» Input rows:
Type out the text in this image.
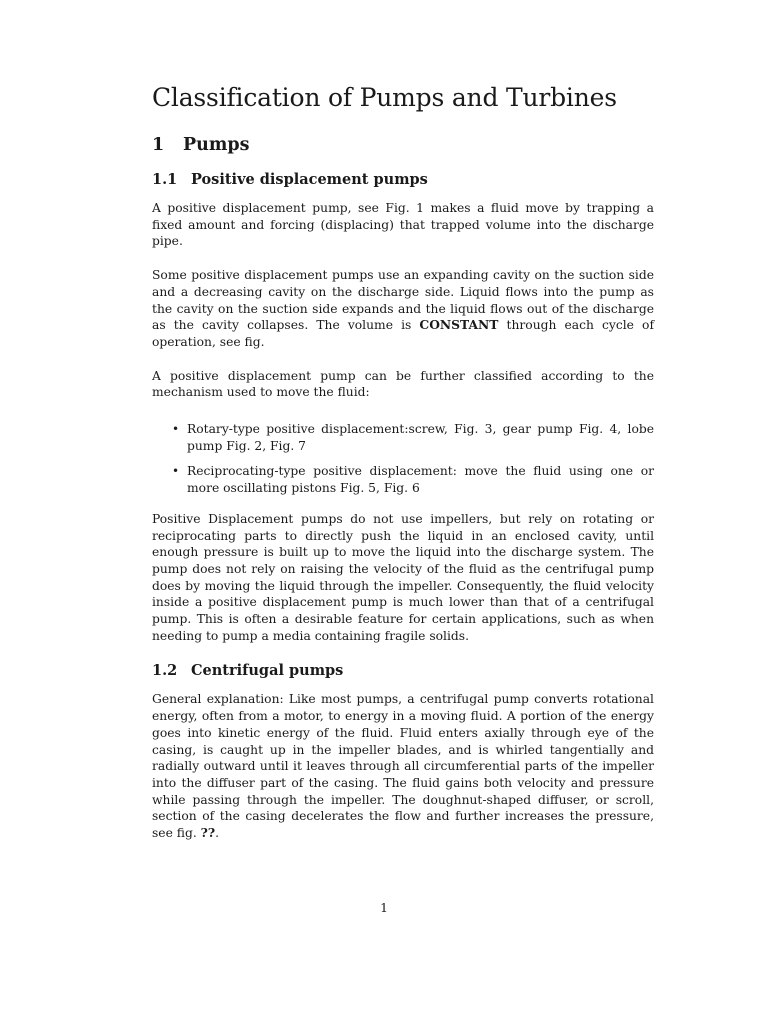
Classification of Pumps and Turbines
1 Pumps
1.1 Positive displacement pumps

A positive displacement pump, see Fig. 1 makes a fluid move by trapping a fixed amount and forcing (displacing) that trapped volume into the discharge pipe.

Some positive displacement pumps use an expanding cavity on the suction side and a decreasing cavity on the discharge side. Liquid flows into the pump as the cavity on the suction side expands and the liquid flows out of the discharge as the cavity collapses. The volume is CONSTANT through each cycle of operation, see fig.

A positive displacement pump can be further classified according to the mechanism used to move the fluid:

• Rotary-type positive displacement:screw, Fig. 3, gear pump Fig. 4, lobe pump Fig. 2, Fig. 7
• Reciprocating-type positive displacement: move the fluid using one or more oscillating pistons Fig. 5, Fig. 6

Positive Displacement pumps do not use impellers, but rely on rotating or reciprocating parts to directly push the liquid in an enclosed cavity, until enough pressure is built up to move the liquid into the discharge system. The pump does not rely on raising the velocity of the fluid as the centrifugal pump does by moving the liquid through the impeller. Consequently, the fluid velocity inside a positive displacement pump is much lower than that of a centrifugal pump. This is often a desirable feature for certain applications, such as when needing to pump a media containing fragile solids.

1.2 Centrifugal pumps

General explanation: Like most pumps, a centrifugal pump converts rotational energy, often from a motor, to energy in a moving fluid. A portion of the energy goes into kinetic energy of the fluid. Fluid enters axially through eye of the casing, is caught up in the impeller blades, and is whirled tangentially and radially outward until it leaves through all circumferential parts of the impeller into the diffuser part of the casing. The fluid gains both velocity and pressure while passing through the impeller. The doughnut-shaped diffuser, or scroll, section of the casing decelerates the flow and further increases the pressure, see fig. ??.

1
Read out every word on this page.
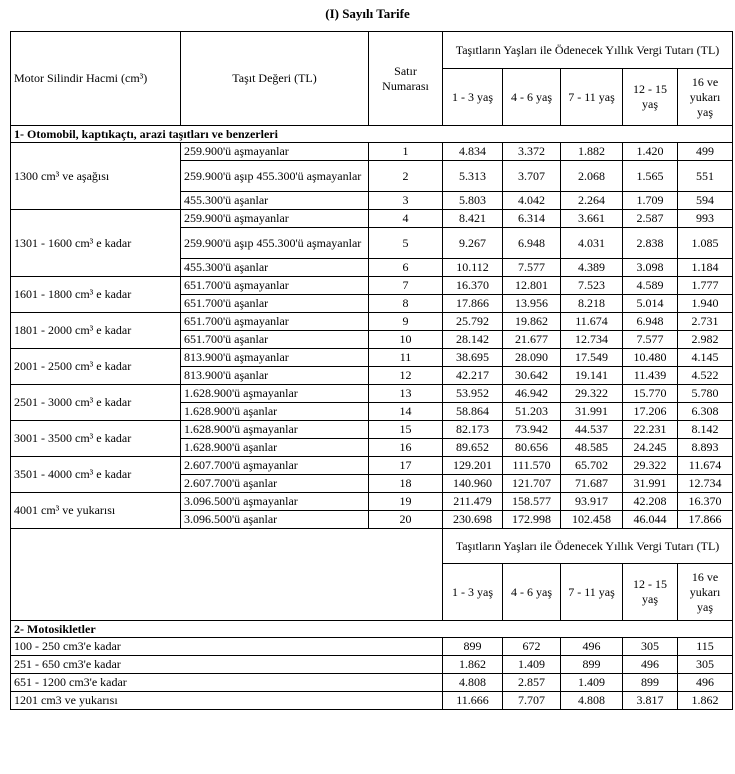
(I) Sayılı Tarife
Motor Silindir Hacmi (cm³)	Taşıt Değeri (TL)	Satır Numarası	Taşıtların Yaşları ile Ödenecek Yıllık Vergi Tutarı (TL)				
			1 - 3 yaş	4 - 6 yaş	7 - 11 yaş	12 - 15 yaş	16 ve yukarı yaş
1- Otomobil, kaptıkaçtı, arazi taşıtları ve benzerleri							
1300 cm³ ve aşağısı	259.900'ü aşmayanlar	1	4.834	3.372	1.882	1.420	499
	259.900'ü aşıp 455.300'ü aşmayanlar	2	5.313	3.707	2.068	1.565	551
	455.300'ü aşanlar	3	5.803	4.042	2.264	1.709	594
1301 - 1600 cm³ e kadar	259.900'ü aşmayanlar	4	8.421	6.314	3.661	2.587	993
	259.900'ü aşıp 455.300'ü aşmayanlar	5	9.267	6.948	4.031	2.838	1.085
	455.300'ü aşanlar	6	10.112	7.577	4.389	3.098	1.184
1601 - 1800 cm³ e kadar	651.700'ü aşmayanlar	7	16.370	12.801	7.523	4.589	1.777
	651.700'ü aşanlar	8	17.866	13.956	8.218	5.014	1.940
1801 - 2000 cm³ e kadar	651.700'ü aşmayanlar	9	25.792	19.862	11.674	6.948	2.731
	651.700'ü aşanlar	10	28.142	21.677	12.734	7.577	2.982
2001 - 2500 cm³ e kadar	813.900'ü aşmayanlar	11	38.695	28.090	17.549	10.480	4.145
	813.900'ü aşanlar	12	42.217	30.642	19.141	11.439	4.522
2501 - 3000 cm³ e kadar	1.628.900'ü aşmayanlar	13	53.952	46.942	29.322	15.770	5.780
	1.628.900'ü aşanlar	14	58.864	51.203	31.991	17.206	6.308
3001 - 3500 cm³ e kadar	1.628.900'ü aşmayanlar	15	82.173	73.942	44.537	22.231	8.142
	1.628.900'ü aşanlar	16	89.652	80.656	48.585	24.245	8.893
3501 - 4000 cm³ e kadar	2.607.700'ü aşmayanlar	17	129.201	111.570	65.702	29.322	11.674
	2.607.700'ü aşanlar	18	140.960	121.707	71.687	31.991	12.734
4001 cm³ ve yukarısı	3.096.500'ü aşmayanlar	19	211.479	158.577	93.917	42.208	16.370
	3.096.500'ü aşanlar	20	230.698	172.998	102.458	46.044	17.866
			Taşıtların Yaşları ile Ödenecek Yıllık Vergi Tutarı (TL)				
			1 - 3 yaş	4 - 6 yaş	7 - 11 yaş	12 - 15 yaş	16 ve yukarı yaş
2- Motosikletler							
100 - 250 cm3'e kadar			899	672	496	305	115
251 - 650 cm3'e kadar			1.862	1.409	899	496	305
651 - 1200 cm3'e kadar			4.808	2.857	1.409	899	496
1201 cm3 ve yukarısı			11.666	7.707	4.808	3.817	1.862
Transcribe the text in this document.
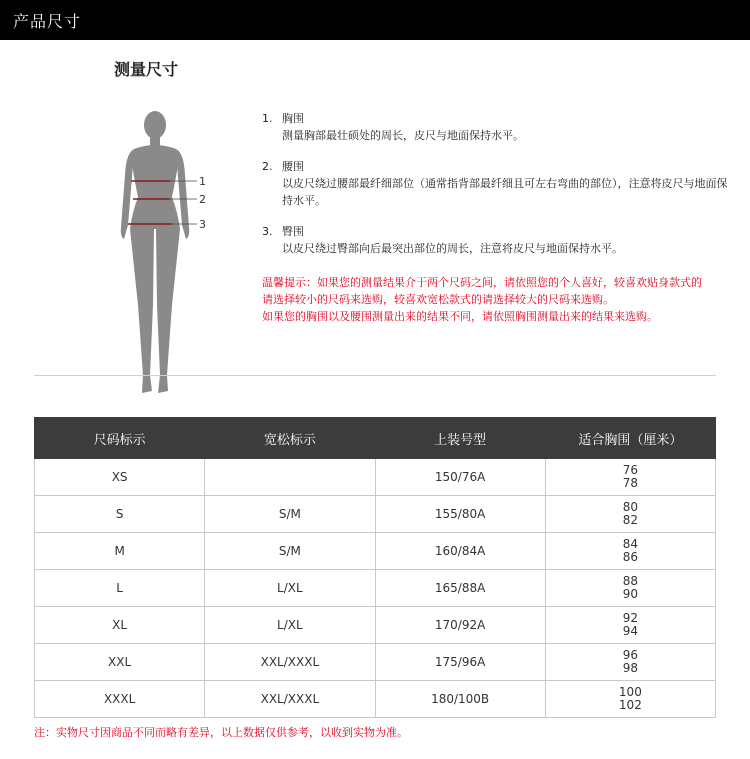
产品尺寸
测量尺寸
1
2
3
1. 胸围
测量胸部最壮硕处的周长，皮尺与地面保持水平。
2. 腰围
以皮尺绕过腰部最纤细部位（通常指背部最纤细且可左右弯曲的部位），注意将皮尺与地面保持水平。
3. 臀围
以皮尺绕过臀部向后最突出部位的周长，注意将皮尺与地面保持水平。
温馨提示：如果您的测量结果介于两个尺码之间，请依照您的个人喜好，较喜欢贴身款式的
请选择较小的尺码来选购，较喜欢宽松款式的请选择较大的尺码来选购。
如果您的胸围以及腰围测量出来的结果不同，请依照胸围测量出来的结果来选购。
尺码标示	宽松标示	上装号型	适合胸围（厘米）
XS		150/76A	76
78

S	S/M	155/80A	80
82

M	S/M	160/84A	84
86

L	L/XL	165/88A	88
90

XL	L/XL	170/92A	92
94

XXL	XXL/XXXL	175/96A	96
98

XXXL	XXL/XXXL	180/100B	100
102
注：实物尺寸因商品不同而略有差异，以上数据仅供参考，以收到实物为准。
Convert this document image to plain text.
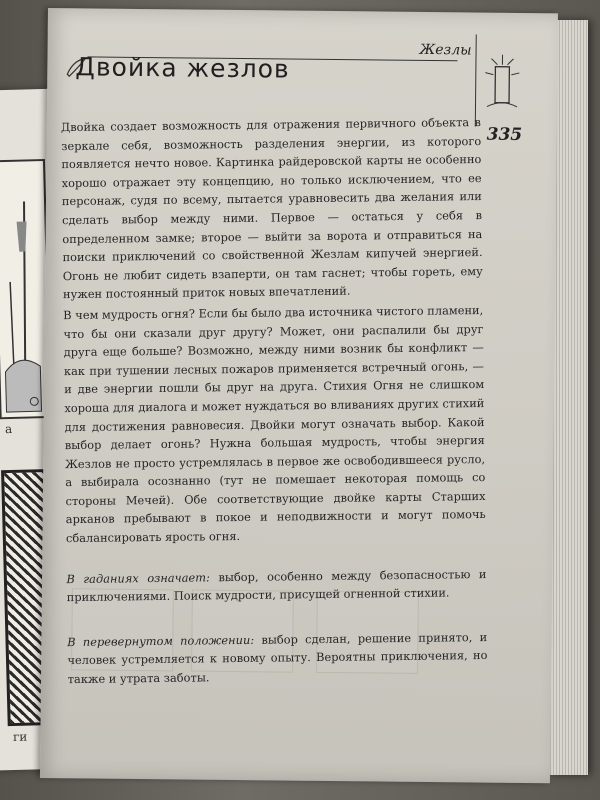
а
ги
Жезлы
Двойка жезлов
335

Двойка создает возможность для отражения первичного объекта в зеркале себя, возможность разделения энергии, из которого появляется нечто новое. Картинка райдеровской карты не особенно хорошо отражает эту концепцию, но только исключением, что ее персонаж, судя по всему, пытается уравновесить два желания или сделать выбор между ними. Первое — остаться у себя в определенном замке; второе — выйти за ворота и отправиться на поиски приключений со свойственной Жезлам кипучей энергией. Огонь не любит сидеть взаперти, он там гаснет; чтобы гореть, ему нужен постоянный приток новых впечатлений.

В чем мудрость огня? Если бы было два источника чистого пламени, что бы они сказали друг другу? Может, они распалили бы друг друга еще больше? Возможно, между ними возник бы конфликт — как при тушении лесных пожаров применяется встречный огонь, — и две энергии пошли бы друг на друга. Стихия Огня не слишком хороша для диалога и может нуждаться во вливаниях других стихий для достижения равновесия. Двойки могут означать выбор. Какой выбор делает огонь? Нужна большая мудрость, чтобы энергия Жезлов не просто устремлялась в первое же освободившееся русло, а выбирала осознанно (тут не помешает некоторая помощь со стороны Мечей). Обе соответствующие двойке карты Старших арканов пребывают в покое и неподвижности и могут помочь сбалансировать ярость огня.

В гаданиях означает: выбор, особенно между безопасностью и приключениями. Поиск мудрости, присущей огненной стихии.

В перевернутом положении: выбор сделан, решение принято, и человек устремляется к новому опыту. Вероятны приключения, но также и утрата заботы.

» Exercise requirements:
Out of the records, collect only those lines that contain the string "XXXL".

» Expected answer:
XXL	XXL/XXXL	175/96A	96
XXXL	XXL/XXXL	180/100B	100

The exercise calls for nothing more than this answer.